-- Begin Given records --

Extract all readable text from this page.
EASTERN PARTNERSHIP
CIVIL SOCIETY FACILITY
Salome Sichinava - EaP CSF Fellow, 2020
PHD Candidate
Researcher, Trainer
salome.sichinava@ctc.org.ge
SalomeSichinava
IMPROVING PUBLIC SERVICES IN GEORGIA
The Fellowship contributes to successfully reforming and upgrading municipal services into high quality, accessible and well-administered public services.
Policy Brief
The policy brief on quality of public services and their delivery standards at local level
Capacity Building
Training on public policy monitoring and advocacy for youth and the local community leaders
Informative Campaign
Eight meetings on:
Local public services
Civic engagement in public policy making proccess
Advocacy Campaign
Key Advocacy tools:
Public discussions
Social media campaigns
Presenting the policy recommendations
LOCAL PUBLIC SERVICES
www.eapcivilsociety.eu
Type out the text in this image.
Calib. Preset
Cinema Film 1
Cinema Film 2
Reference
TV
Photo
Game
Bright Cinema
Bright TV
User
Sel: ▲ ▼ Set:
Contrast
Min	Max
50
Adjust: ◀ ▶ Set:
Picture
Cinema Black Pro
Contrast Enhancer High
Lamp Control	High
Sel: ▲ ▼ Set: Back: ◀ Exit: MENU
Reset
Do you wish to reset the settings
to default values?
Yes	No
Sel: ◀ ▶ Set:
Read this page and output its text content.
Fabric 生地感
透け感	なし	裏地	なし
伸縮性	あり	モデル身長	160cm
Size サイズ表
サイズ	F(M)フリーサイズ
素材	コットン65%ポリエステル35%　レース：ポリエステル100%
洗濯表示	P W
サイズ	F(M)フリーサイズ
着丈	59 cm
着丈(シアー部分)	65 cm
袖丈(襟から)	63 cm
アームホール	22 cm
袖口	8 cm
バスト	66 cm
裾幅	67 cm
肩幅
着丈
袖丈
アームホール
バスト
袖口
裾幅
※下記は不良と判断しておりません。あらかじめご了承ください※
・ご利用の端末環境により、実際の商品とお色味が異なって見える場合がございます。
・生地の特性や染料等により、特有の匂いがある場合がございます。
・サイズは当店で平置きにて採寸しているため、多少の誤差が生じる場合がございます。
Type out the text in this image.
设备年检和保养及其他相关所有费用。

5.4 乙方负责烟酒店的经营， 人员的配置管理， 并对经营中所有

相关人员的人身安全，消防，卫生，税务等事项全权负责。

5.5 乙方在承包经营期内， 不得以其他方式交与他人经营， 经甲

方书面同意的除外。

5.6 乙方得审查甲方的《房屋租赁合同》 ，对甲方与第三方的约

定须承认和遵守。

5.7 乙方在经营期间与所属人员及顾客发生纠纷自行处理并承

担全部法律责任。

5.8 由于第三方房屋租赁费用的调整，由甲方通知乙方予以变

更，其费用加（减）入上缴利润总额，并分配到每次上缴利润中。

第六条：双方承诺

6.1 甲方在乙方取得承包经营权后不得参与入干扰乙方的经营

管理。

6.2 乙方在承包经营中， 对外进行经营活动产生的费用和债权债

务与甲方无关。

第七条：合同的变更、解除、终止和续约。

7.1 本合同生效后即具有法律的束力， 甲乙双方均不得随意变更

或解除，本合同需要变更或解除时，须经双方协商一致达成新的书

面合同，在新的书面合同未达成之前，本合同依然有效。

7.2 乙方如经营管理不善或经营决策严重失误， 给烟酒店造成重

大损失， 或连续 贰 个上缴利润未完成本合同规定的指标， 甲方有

-- End Given records --

--- Task details ---
Reproduce the data in full, exactly as presented.

--- The result ---
Extract all readable text from this page.
EASTERN PARTNERSHIP
CIVIL SOCIETY FACILITY
Salome Sichinava - EaP CSF Fellow, 2020
PHD Candidate
Researcher, Trainer
salome.sichinava@ctc.org.ge
SalomeSichinava
IMPROVING PUBLIC SERVICES IN GEORGIA
The Fellowship contributes to successfully reforming and upgrading municipal services into high quality, accessible and well-administered public services.
Policy Brief
The policy brief on quality of public services and their delivery standards at local level
Capacity Building
Training on public policy monitoring and advocacy for youth and the local community leaders
Informative Campaign
Eight meetings on:
Local public services
Civic engagement in public policy making proccess
Advocacy Campaign
Key Advocacy tools:
Public discussions
Social media campaigns
Presenting the policy recommendations
LOCAL PUBLIC SERVICES
www.eapcivilsociety.eu
Type out the text in this image.
Calib. Preset
Cinema Film 1
Cinema Film 2
Reference
TV
Photo
Game
Bright Cinema
Bright TV
User
Sel: ▲ ▼ Set:
Contrast
Min	Max
50
Adjust: ◀ ▶ Set:
Picture
Cinema Black Pro
Contrast Enhancer High
Lamp Control	High
Sel: ▲ ▼ Set: Back: ◀ Exit: MENU
Reset
Do you wish to reset the settings
to default values?
Yes	No
Sel: ◀ ▶ Set:
Read this page and output its text content.
Fabric 生地感
透け感	なし	裏地	なし
伸縮性	あり	モデル身長	160cm
Size サイズ表
サイズ	F(M)フリーサイズ
素材	コットン65%ポリエステル35%　レース：ポリエステル100%
洗濯表示	P W
サイズ	F(M)フリーサイズ
着丈	59 cm
着丈(シアー部分)	65 cm
袖丈(襟から)	63 cm
アームホール	22 cm
袖口	8 cm
バスト	66 cm
裾幅	67 cm
肩幅
着丈
袖丈
アームホール
バスト
袖口
裾幅
※下記は不良と判断しておりません。あらかじめご了承ください※
・ご利用の端末環境により、実際の商品とお色味が異なって見える場合がございます。
・生地の特性や染料等により、特有の匂いがある場合がございます。
・サイズは当店で平置きにて採寸しているため、多少の誤差が生じる場合がございます。
Type out the text in this image.
设备年检和保养及其他相关所有费用。

5.4 乙方负责烟酒店的经营， 人员的配置管理， 并对经营中所有

相关人员的人身安全，消防，卫生，税务等事项全权负责。

5.5 乙方在承包经营期内， 不得以其他方式交与他人经营， 经甲

方书面同意的除外。

5.6 乙方得审查甲方的《房屋租赁合同》 ，对甲方与第三方的约

定须承认和遵守。

5.7 乙方在经营期间与所属人员及顾客发生纠纷自行处理并承

担全部法律责任。

5.8 由于第三方房屋租赁费用的调整，由甲方通知乙方予以变

更，其费用加（减）入上缴利润总额，并分配到每次上缴利润中。

第六条：双方承诺

6.1 甲方在乙方取得承包经营权后不得参与入干扰乙方的经营

管理。

6.2 乙方在承包经营中， 对外进行经营活动产生的费用和债权债

务与甲方无关。

第七条：合同的变更、解除、终止和续约。

7.1 本合同生效后即具有法律的束力， 甲乙双方均不得随意变更

或解除，本合同需要变更或解除时，须经双方协商一致达成新的书

面合同，在新的书面合同未达成之前，本合同依然有效。

7.2 乙方如经营管理不善或经营决策严重失误， 给烟酒店造成重

大损失， 或连续 贰 个上缴利润未完成本合同规定的指标， 甲方有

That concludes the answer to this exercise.